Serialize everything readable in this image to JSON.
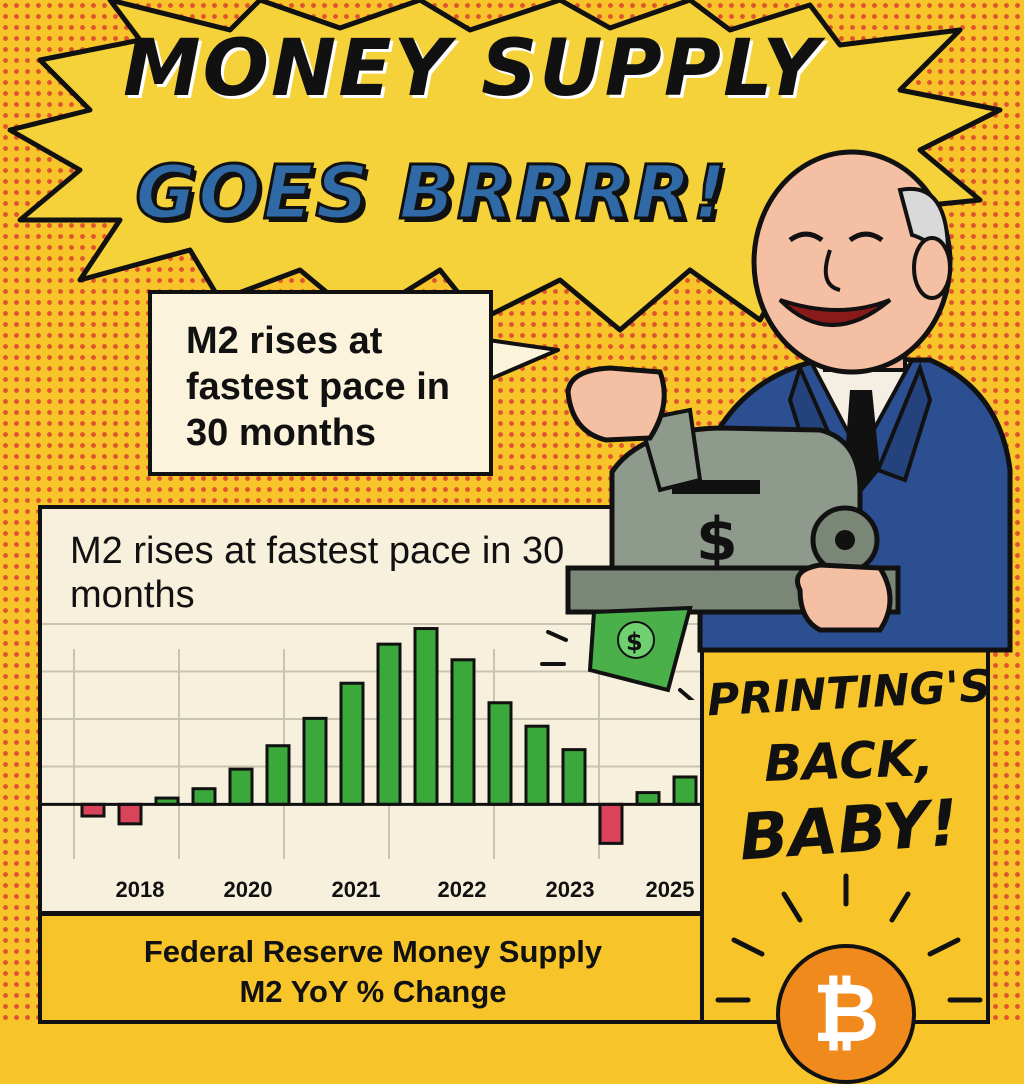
{
  "title": {
    "line1": "MONEY SUPPLY",
    "line2": "GOES BRRRR!"
  },
  "callout": {
    "text": "M2 rises at fastest pace in 30 months"
  },
  "side_panel": {
    "line1": "PRINTING'S",
    "line2": "BACK,",
    "line3": "BABY!",
    "coin_icon": "bitcoin-icon",
    "coin_symbol": "₿"
  },
  "caption": {
    "line1": "Federal Reserve Money Supply",
    "line2": "M2 YoY % Change"
  },
  "colors": {
    "background": "#f7c52a",
    "dots": "#e0532f",
    "positive_bar": "#3aa83a",
    "negative_bar": "#d9445a",
    "title_blue": "#2f6aa6",
    "suit": "#2c4f92",
    "coin": "#f08a1c"
  },
  "chart_data": {
    "type": "bar",
    "title": "M2 rises at fastest pace in 30 months",
    "x_tick_labels": [
      "2018",
      "2020",
      "2021",
      "2022",
      "2023",
      "2025"
    ],
    "values": [
      -1.5,
      -2.5,
      0.8,
      2,
      4.5,
      7.5,
      11,
      15.5,
      20.5,
      22.5,
      18.5,
      13,
      10,
      7,
      -5,
      1.5,
      3.5
    ],
    "ylim": [
      -7,
      25
    ],
    "grid": true
  }
}
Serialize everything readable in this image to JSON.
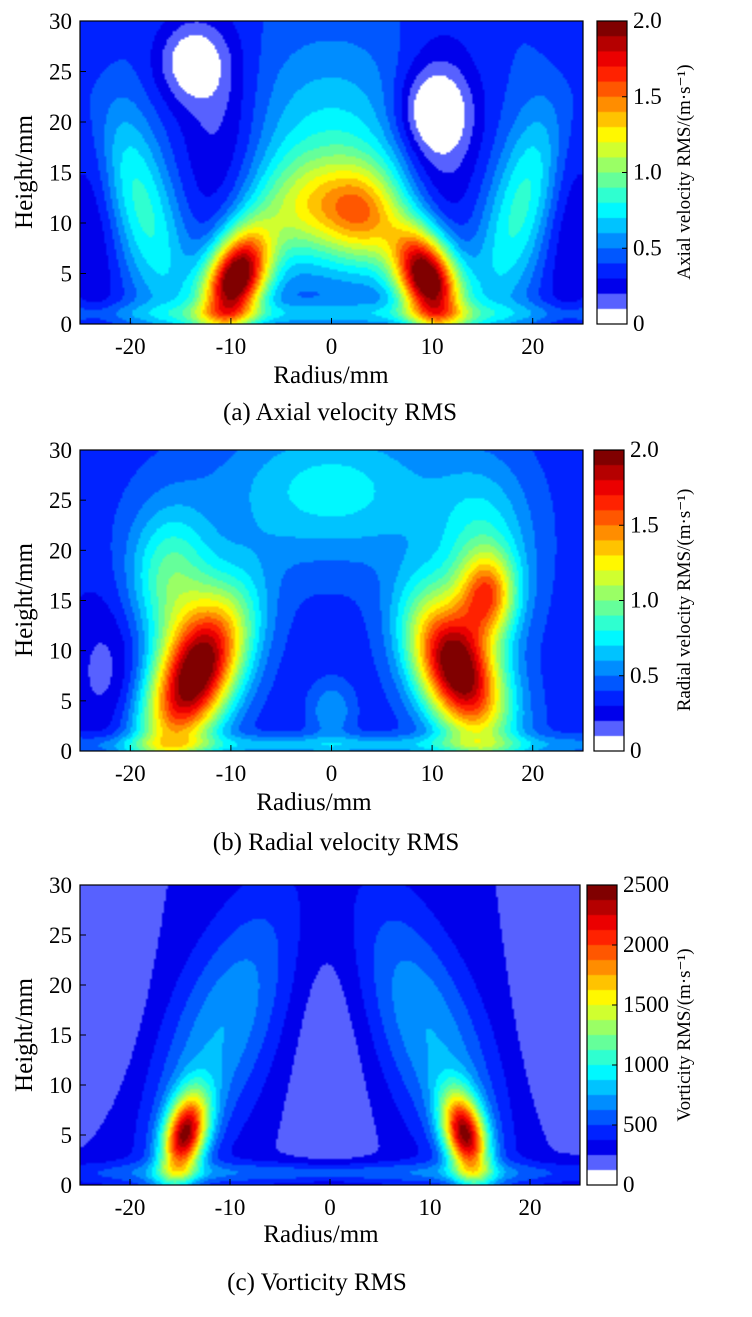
{
  "figure": {
    "panels": [
      {
        "id": "a",
        "caption": "(a) Axial velocity RMS",
        "colorbar_label": "Axial velocity RMS/(m·s⁻¹)",
        "colorbar_ticks": [
          "0",
          "0.5",
          "1.0",
          "1.5",
          "2.0"
        ]
      },
      {
        "id": "b",
        "caption": "(b) Radial velocity RMS",
        "colorbar_label": "Radial velocity RMS/(m·s⁻¹)",
        "colorbar_ticks": [
          "0",
          "0.5",
          "1.0",
          "1.5",
          "2.0"
        ]
      },
      {
        "id": "c",
        "caption": "(c) Vorticity RMS",
        "colorbar_label": "Vorticity RMS/(m·s⁻¹)",
        "colorbar_ticks": [
          "0",
          "500",
          "1000",
          "1500",
          "2000",
          "2500"
        ]
      }
    ]
  },
  "chart_data": [
    {
      "type": "heatmap",
      "title": "(a) Axial velocity RMS",
      "xlabel": "Radius/mm",
      "ylabel": "Height/mm",
      "xlim": [
        -25,
        25
      ],
      "ylim": [
        0,
        30
      ],
      "xticks": [
        -20,
        -10,
        0,
        10,
        20
      ],
      "xtick_labels": [
        "-20",
        "-10",
        "0",
        "10",
        "20"
      ],
      "yticks": [
        0,
        5,
        10,
        15,
        20,
        25,
        30
      ],
      "ytick_labels": [
        "0",
        "5",
        "10",
        "15",
        "20",
        "25",
        "30"
      ],
      "colorbar": {
        "label": "Axial velocity RMS/(m·s⁻¹)",
        "range": [
          0,
          2.0
        ],
        "ticks": [
          0,
          0.5,
          1.0,
          1.5,
          2.0
        ],
        "colormap": "jet"
      },
      "background_value": 0.4,
      "features": [
        {
          "x": -9.5,
          "y": 4.5,
          "sx": 2.2,
          "sy": 3.5,
          "value": 1.75,
          "tilt": 0.25
        },
        {
          "x": 9.5,
          "y": 4.5,
          "sx": 2.2,
          "sy": 3.5,
          "value": 1.75,
          "tilt": -0.25
        },
        {
          "x": -1,
          "y": 11.5,
          "sx": 4.5,
          "sy": 3.5,
          "value": 0.65,
          "tilt": 0
        },
        {
          "x": 3.5,
          "y": 10.5,
          "sx": 2.5,
          "sy": 3.5,
          "value": 0.5,
          "tilt": 0
        },
        {
          "x": 0,
          "y": 17,
          "sx": 6,
          "sy": 7,
          "value": 0.35,
          "tilt": 0
        },
        {
          "x": -19,
          "y": 12,
          "sx": 2.5,
          "sy": 8,
          "value": 0.45,
          "tilt": -0.3
        },
        {
          "x": 19,
          "y": 12,
          "sx": 2.5,
          "sy": 8,
          "value": 0.45,
          "tilt": 0.3
        },
        {
          "x": -11,
          "y": 18,
          "sx": 3,
          "sy": 8,
          "value": -0.25,
          "tilt": 0
        },
        {
          "x": 11,
          "y": 18,
          "sx": 3,
          "sy": 8,
          "value": -0.25,
          "tilt": 0
        },
        {
          "x": -23.5,
          "y": 12,
          "sx": 2,
          "sy": 14,
          "value": -0.2,
          "tilt": 0
        },
        {
          "x": 23.5,
          "y": 12,
          "sx": 2,
          "sy": 14,
          "value": -0.2,
          "tilt": 0
        },
        {
          "x": -14,
          "y": 26,
          "sx": 2.5,
          "sy": 3,
          "value": -0.35,
          "tilt": 0
        },
        {
          "x": 10,
          "y": 21,
          "sx": 2.5,
          "sy": 3,
          "value": -0.35,
          "tilt": 0
        },
        {
          "x": 0,
          "y": 1,
          "sx": 25,
          "sy": 0.8,
          "value": 0.25,
          "tilt": 0
        }
      ]
    },
    {
      "type": "heatmap",
      "title": "(b) Radial velocity RMS",
      "xlabel": "Radius/mm",
      "ylabel": "Height/mm",
      "xlim": [
        -25,
        25
      ],
      "ylim": [
        0,
        30
      ],
      "xticks": [
        -20,
        -10,
        0,
        10,
        20
      ],
      "xtick_labels": [
        "-20",
        "-10",
        "0",
        "10",
        "20"
      ],
      "yticks": [
        0,
        5,
        10,
        15,
        20,
        25,
        30
      ],
      "ytick_labels": [
        "0",
        "5",
        "10",
        "15",
        "20",
        "25",
        "30"
      ],
      "colorbar": {
        "label": "Radial velocity RMS/(m·s⁻¹)",
        "range": [
          0,
          2.0
        ],
        "ticks": [
          0,
          0.5,
          1.0,
          1.5,
          2.0
        ],
        "colormap": "jet"
      },
      "background_value": 0.35,
      "features": [
        {
          "x": -13.5,
          "y": 7.5,
          "sx": 3.0,
          "sy": 5.5,
          "value": 1.7,
          "tilt": 0.35
        },
        {
          "x": 12.5,
          "y": 8,
          "sx": 3.0,
          "sy": 5,
          "value": 1.7,
          "tilt": -0.3
        },
        {
          "x": 15.5,
          "y": 15.5,
          "sx": 2,
          "sy": 3,
          "value": 0.9,
          "tilt": 0
        },
        {
          "x": -16,
          "y": 17,
          "sx": 3,
          "sy": 5,
          "value": 0.6,
          "tilt": 0
        },
        {
          "x": 15,
          "y": 20,
          "sx": 3.5,
          "sy": 6,
          "value": 0.4,
          "tilt": 0
        },
        {
          "x": 0,
          "y": 26,
          "sx": 8,
          "sy": 5,
          "value": 0.4,
          "tilt": 0
        },
        {
          "x": 0,
          "y": 4,
          "sx": 1.5,
          "sy": 2,
          "value": 0.25,
          "tilt": 0
        },
        {
          "x": 0,
          "y": 0.6,
          "sx": 25,
          "sy": 0.7,
          "value": 0.3,
          "tilt": 0
        },
        {
          "x": -22,
          "y": 8,
          "sx": 3,
          "sy": 6,
          "value": -0.2,
          "tilt": 0
        }
      ]
    },
    {
      "type": "heatmap",
      "title": "(c) Vorticity RMS",
      "xlabel": "Radius/mm",
      "ylabel": "Height/mm",
      "xlim": [
        -25,
        25
      ],
      "ylim": [
        0,
        30
      ],
      "xticks": [
        -20,
        -10,
        0,
        10,
        20
      ],
      "xtick_labels": [
        "-20",
        "-10",
        "0",
        "10",
        "20"
      ],
      "yticks": [
        0,
        5,
        10,
        15,
        20,
        25,
        30
      ],
      "ytick_labels": [
        "0",
        "5",
        "10",
        "15",
        "20",
        "25",
        "30"
      ],
      "colorbar": {
        "label": "Vorticity RMS/(m·s⁻¹)",
        "range": [
          0,
          2500
        ],
        "ticks": [
          0,
          500,
          1000,
          1500,
          2000,
          2500
        ],
        "colormap": "jet"
      },
      "background_value": 250,
      "features": [
        {
          "x": -14.5,
          "y": 5,
          "sx": 1.5,
          "sy": 3,
          "value": 1900,
          "tilt": 0.2
        },
        {
          "x": 13.5,
          "y": 5,
          "sx": 1.5,
          "sy": 3,
          "value": 1900,
          "tilt": -0.2
        },
        {
          "x": -11,
          "y": 15,
          "sx": 4,
          "sy": 10,
          "value": 500,
          "tilt": 0.35
        },
        {
          "x": 10,
          "y": 15,
          "sx": 4,
          "sy": 10,
          "value": 500,
          "tilt": -0.35
        },
        {
          "x": 0,
          "y": 15,
          "sx": 3,
          "sy": 14,
          "value": -120,
          "tilt": 0
        },
        {
          "x": -22,
          "y": 18,
          "sx": 3,
          "sy": 8,
          "value": -100,
          "tilt": 0
        },
        {
          "x": 22,
          "y": 14,
          "sx": 3,
          "sy": 8,
          "value": -80,
          "tilt": 0
        },
        {
          "x": 0,
          "y": 1.2,
          "sx": 25,
          "sy": 0.8,
          "value": 350,
          "tilt": 0
        }
      ]
    }
  ]
}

Exercise brief:
Find the word "rises" in the material, then list each line that holds it.

Task answer:
    "text": "M2 rises at fastest pace in 30 months"
    "title": "M2 rises at fastest pace in 30 months",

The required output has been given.